• Challenge
Repeat each entry word for word. Leave any images out of the copy.
================
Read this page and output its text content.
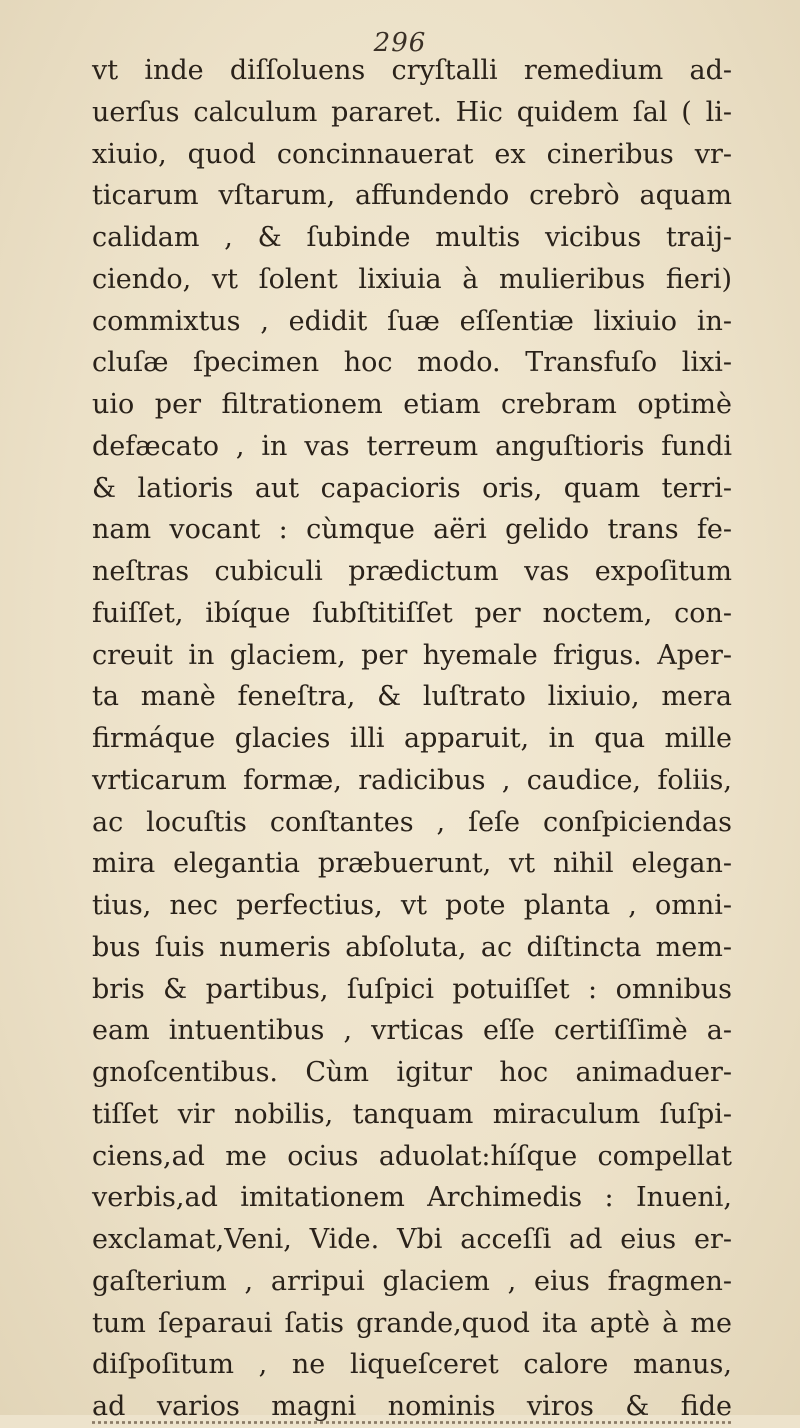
296
vt inde diſſoluens cryſtalli remedium ad-
uerſus calculum pararet. Hic quidem ſal ( li-
xiuio, quod concinnauerat ex cineribus vr-
ticarum vſtarum, affundendo crebrò aquam
calidam , & ſubinde multis vicibus traij-
ciendo, vt ſolent lixiuia à mulieribus fieri)
commixtus , edidit ſuæ eſſentiæ lixiuio in-
cluſæ ſpecimen hoc modo. Transfuſo lixi-
uio per filtrationem etiam crebram optimè
defæcato , in vas terreum anguſtioris fundi
& latioris aut capacioris oris, quam terri-
nam vocant : cùmque aëri gelido trans fe-
neſtras cubiculi prædictum vas expoſitum
fuiſſet, ibíque ſubſtitiſſet per noctem, con-
creuit in glaciem, per hyemale frigus. Aper-
ta manè feneſtra, & luſtrato lixiuio, mera
firmáque glacies illi apparuit, in qua mille
vrticarum formæ, radicibus , caudice, foliis,
ac locuſtis conſtantes , ſeſe conſpiciendas
mira elegantia præbuerunt, vt nihil elegan-
tius, nec perfectius, vt pote planta , omni-
bus ſuis numeris abſoluta, ac diſtincta mem-
bris & partibus, ſuſpici potuiſſet : omnibus
eam intuentibus , vrticas eſſe certiſſimè a-
gnoſcentibus. Cùm igitur hoc animaduer-
tiſſet vir nobilis, tanquam miraculum ſuſpi-
ciens,ad me ocius aduolat:híſque compellat
verbis,ad imitationem Archimedis : Inueni,
exclamat,Veni, Vide. Vbi acceſſi ad eius er-
gaſterium , arripui glaciem , eius fragmen-
tum ſeparaui ſatis grande,quod ita aptè à me
diſpoſitum , ne liqueſceret calore manus,
ad varios magni nominis viros & fide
================
• Finished task
Read this page and output its text content.
296
vt inde diſſoluens cryſtalli remedium ad-
uerſus calculum pararet. Hic quidem ſal ( li-
xiuio, quod concinnauerat ex cineribus vr-
ticarum vſtarum, affundendo crebrò aquam
calidam , & ſubinde multis vicibus traij-
ciendo, vt ſolent lixiuia à mulieribus fieri)
commixtus , edidit ſuæ eſſentiæ lixiuio in-
cluſæ ſpecimen hoc modo. Transfuſo lixi-
uio per filtrationem etiam crebram optimè
defæcato , in vas terreum anguſtioris fundi
& latioris aut capacioris oris, quam terri-
nam vocant : cùmque aëri gelido trans fe-
neſtras cubiculi prædictum vas expoſitum
fuiſſet, ibíque ſubſtitiſſet per noctem, con-
creuit in glaciem, per hyemale frigus. Aper-
ta manè feneſtra, & luſtrato lixiuio, mera
firmáque glacies illi apparuit, in qua mille
vrticarum formæ, radicibus , caudice, foliis,
ac locuſtis conſtantes , ſeſe conſpiciendas
mira elegantia præbuerunt, vt nihil elegan-
tius, nec perfectius, vt pote planta , omni-
bus ſuis numeris abſoluta, ac diſtincta mem-
bris & partibus, ſuſpici potuiſſet : omnibus
eam intuentibus , vrticas eſſe certiſſimè a-
gnoſcentibus. Cùm igitur hoc animaduer-
tiſſet vir nobilis, tanquam miraculum ſuſpi-
ciens,ad me ocius aduolat:híſque compellat
verbis,ad imitationem Archimedis : Inueni,
exclamat,Veni, Vide. Vbi acceſſi ad eius er-
gaſterium , arripui glaciem , eius fragmen-
tum ſeparaui ſatis grande,quod ita aptè à me
diſpoſitum , ne liqueſceret calore manus,
ad varios magni nominis viros & fide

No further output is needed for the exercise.